YOUR OBJECTIVE:
Beneath this task is a listing. State how many of its lines include the string "screenshot", giving nothing but the number.

Items listed in a dataset:
-- Start --

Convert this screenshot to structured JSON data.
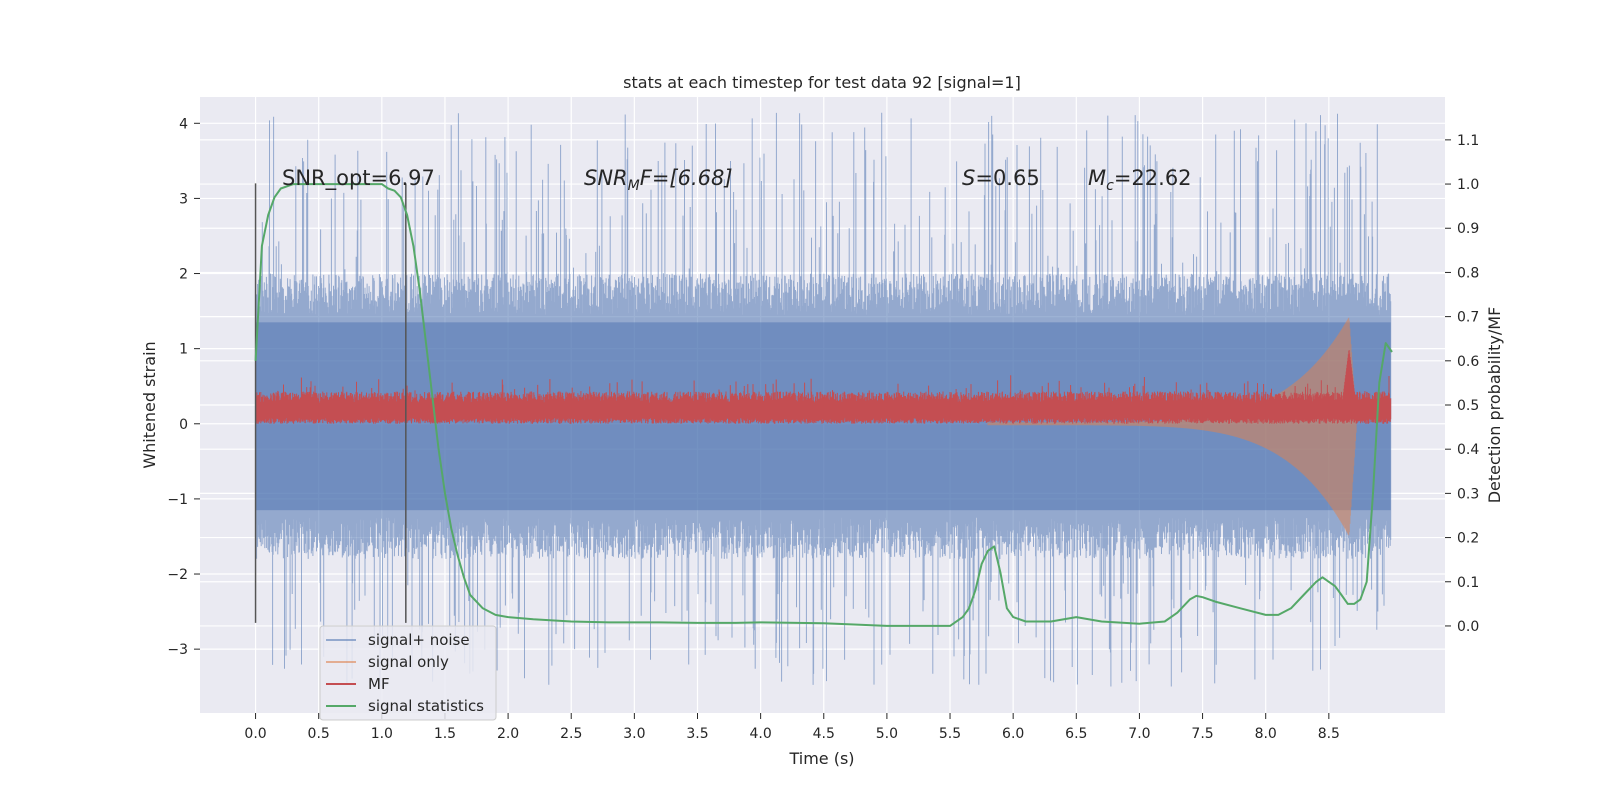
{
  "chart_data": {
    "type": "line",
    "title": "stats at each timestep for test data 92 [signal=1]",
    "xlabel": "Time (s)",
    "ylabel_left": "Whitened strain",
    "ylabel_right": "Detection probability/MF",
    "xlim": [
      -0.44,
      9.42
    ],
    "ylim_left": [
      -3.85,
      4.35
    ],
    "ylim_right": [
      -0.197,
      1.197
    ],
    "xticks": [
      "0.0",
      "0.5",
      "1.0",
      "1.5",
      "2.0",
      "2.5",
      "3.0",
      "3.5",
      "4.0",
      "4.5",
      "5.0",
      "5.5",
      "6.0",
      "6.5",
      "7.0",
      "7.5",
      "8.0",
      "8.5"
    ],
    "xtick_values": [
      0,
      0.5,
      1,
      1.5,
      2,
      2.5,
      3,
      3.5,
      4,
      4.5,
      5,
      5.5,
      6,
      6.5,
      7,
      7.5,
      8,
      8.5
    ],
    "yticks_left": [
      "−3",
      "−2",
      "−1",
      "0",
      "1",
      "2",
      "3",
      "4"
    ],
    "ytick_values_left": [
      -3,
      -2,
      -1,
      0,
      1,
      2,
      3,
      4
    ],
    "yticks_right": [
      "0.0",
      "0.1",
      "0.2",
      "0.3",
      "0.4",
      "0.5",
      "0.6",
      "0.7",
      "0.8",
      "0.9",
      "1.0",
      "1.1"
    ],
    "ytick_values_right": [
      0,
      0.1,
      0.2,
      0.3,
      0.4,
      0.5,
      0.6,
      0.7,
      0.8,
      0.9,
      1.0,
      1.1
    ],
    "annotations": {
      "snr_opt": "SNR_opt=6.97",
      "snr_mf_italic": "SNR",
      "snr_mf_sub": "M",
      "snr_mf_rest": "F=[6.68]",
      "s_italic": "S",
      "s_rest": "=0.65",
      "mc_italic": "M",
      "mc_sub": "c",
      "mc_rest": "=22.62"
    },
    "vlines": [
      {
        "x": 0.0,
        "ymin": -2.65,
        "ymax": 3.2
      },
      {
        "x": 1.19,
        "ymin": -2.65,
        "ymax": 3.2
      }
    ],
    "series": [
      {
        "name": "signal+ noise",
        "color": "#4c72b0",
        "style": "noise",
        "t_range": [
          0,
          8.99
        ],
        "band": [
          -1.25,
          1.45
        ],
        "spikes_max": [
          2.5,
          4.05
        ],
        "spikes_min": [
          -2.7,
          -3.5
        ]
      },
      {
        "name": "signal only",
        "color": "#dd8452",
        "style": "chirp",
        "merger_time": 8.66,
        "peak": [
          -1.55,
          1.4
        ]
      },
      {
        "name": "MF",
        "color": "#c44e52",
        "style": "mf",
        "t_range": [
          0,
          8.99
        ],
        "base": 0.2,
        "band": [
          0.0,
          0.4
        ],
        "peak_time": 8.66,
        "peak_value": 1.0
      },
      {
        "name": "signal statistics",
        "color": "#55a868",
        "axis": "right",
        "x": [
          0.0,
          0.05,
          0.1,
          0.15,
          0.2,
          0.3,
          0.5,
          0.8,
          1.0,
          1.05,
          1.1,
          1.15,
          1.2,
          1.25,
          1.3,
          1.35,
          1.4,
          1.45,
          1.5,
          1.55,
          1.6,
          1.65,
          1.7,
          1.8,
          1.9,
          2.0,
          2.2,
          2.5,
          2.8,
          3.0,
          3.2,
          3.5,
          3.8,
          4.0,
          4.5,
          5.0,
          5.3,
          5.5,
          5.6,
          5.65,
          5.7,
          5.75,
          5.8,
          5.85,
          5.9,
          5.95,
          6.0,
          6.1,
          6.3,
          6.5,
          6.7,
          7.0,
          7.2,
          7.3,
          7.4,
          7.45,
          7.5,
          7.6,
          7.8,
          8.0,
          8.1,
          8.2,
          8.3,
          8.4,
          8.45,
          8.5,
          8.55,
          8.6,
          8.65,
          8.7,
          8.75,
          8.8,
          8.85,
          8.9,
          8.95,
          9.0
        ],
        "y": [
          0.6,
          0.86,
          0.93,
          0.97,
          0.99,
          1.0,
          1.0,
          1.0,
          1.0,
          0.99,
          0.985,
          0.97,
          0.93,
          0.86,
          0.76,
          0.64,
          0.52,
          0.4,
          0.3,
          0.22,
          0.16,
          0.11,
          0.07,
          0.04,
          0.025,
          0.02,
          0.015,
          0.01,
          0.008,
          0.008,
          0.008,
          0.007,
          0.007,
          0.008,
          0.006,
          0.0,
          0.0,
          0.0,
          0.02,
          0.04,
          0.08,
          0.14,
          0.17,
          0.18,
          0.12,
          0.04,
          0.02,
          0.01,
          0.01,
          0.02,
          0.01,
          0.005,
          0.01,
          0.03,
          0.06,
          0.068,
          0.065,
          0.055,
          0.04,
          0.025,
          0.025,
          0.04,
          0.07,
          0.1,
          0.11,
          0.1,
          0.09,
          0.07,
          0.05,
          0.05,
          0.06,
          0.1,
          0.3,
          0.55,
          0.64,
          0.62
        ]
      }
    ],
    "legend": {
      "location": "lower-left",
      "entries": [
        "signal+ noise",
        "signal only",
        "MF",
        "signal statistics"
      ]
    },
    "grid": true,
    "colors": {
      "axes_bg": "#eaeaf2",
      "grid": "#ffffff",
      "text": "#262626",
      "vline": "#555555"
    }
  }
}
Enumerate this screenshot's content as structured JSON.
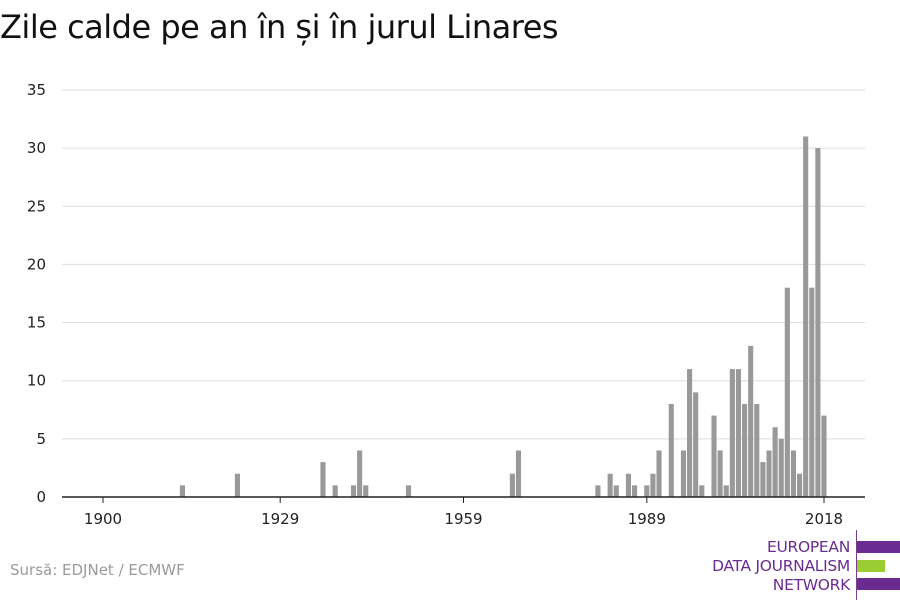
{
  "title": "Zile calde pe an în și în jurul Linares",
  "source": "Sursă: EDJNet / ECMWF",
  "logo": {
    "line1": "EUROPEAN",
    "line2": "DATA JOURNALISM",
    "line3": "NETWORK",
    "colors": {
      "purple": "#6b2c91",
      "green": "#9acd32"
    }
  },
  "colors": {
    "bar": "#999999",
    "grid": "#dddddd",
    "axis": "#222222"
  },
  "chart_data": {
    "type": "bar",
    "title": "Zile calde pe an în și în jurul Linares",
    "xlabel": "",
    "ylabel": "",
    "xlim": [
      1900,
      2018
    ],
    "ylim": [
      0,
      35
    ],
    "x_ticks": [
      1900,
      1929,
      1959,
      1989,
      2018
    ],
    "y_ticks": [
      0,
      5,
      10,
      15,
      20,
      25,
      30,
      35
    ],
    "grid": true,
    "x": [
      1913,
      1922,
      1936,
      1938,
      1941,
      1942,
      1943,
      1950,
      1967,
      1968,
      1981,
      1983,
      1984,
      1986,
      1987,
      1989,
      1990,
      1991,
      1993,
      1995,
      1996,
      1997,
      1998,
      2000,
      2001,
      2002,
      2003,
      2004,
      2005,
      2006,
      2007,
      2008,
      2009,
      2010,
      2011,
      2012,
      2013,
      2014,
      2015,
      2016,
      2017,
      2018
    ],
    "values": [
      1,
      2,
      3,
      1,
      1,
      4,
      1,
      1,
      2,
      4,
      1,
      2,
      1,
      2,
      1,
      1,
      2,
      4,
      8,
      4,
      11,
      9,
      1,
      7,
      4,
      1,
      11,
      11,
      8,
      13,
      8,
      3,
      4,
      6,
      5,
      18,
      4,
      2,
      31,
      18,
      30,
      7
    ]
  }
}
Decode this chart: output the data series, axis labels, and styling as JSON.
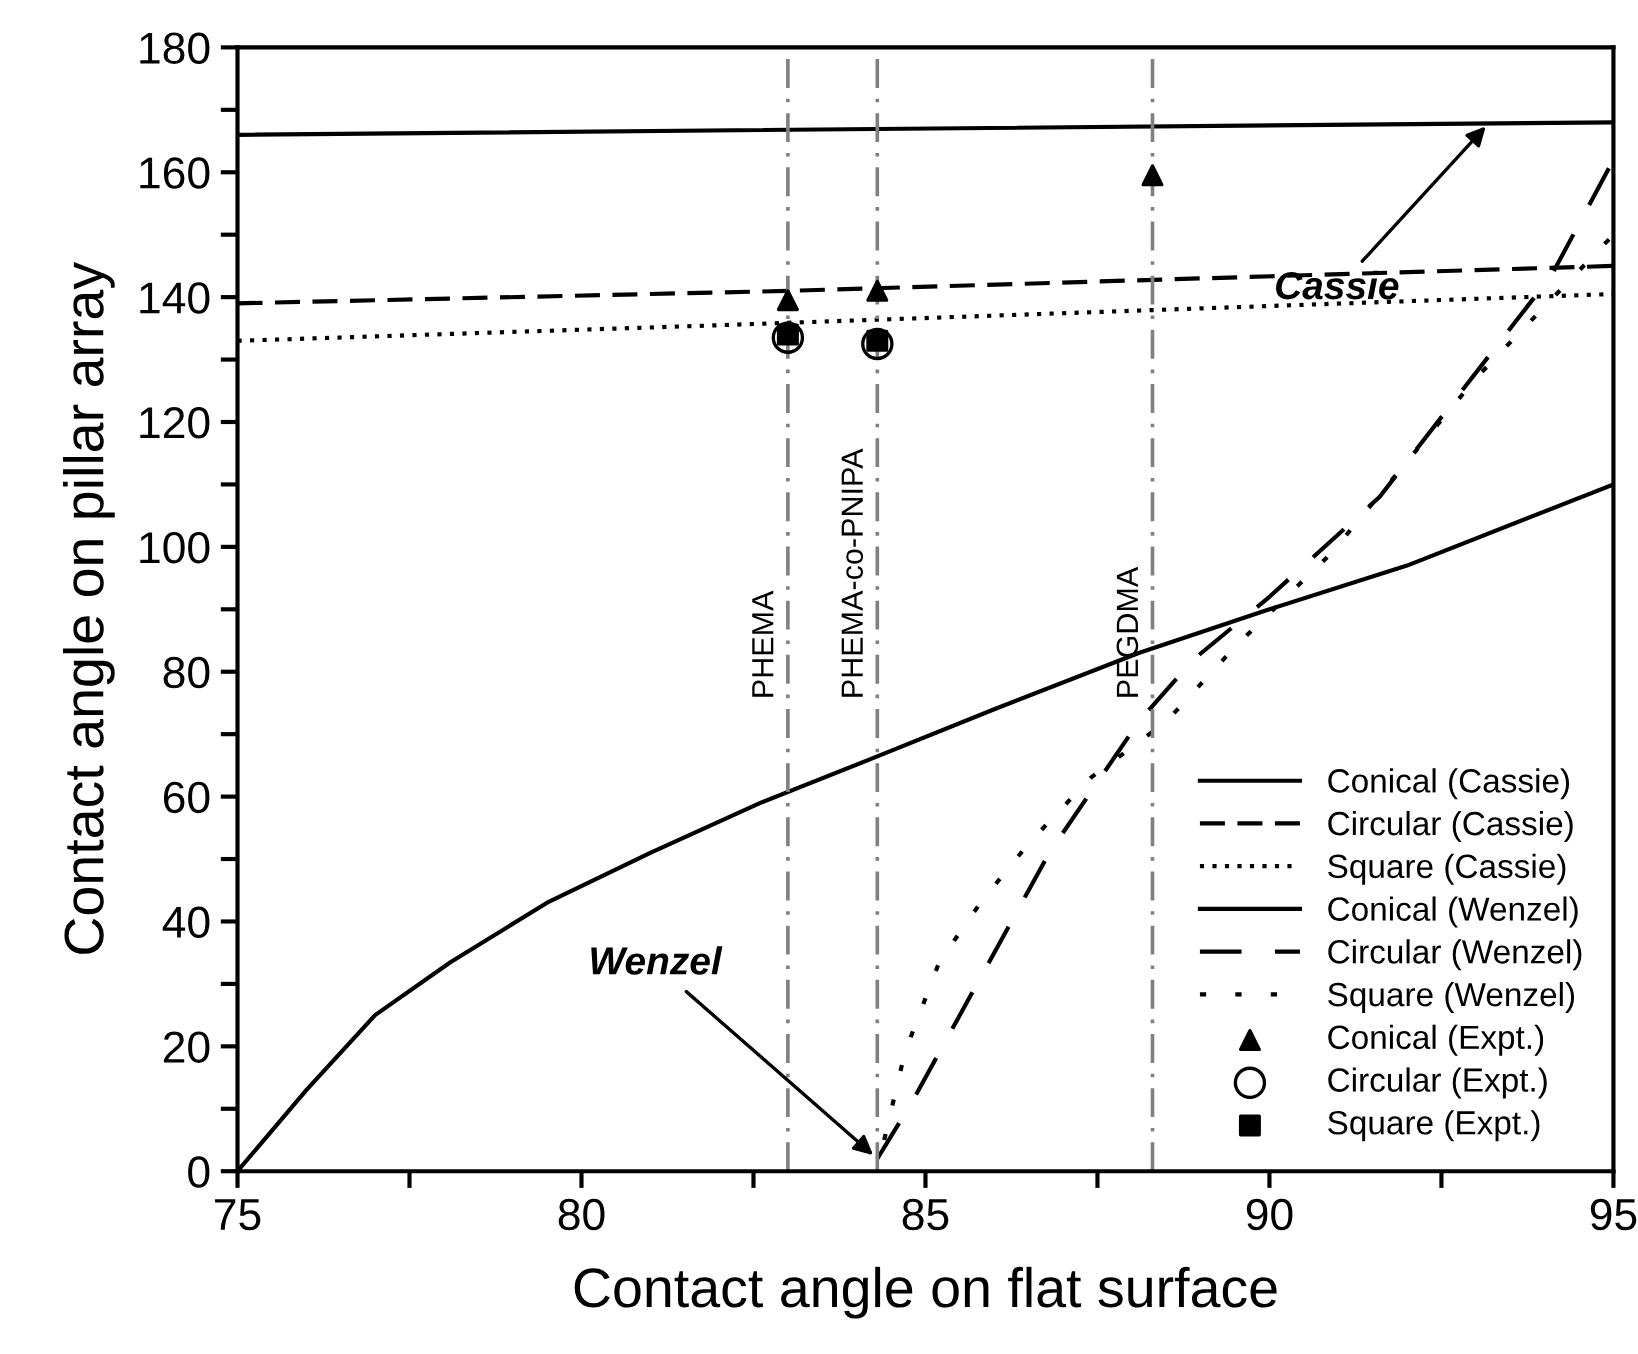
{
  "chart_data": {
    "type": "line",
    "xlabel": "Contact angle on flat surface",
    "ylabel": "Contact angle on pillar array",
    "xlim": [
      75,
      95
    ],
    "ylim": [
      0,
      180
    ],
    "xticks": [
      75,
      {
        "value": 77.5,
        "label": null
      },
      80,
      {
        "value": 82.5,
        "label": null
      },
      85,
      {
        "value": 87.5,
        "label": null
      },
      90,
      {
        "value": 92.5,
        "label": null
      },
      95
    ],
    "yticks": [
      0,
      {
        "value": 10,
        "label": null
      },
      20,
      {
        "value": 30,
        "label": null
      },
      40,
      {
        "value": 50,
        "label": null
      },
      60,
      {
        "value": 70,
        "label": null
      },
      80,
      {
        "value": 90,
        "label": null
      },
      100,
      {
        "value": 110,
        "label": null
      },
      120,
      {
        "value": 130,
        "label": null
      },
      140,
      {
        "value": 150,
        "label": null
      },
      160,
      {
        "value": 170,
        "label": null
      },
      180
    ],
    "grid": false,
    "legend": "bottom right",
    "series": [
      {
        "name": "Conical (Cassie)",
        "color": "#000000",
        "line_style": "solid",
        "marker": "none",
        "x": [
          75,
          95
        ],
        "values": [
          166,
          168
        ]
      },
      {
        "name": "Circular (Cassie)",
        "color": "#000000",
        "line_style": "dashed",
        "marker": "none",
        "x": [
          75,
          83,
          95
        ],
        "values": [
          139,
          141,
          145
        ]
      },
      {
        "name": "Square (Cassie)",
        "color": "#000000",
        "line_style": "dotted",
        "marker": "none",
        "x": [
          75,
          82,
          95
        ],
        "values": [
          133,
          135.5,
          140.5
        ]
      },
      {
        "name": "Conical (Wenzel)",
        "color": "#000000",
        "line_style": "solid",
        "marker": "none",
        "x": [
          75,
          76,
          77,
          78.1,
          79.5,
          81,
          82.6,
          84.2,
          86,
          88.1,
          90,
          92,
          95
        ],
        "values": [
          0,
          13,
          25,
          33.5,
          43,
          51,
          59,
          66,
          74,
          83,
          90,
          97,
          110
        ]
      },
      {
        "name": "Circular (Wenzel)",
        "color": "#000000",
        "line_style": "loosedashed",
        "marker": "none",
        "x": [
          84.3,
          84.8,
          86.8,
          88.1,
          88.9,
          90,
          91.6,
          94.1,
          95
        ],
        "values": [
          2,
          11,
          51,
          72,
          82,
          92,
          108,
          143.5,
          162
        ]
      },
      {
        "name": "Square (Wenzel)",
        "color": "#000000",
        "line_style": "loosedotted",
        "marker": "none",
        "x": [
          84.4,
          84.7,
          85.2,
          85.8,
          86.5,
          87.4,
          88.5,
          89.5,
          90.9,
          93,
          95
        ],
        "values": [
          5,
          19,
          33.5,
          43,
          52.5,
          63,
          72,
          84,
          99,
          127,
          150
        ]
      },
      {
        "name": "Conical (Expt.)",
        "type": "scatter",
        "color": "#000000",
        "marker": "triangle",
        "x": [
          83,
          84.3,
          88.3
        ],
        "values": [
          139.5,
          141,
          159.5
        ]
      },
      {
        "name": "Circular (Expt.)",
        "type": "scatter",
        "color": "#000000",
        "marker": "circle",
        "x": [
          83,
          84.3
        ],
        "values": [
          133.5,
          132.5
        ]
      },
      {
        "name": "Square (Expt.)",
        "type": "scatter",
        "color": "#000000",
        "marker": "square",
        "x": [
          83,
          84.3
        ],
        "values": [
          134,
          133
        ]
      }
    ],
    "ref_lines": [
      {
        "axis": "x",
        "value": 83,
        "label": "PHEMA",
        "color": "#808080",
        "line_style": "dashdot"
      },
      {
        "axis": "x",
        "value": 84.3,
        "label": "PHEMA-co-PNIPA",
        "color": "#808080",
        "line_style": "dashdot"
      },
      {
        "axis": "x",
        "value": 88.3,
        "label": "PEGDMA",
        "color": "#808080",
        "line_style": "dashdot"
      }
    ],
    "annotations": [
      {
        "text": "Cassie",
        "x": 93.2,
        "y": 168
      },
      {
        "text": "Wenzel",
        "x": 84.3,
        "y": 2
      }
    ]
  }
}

-- End --

RESPONSE:
2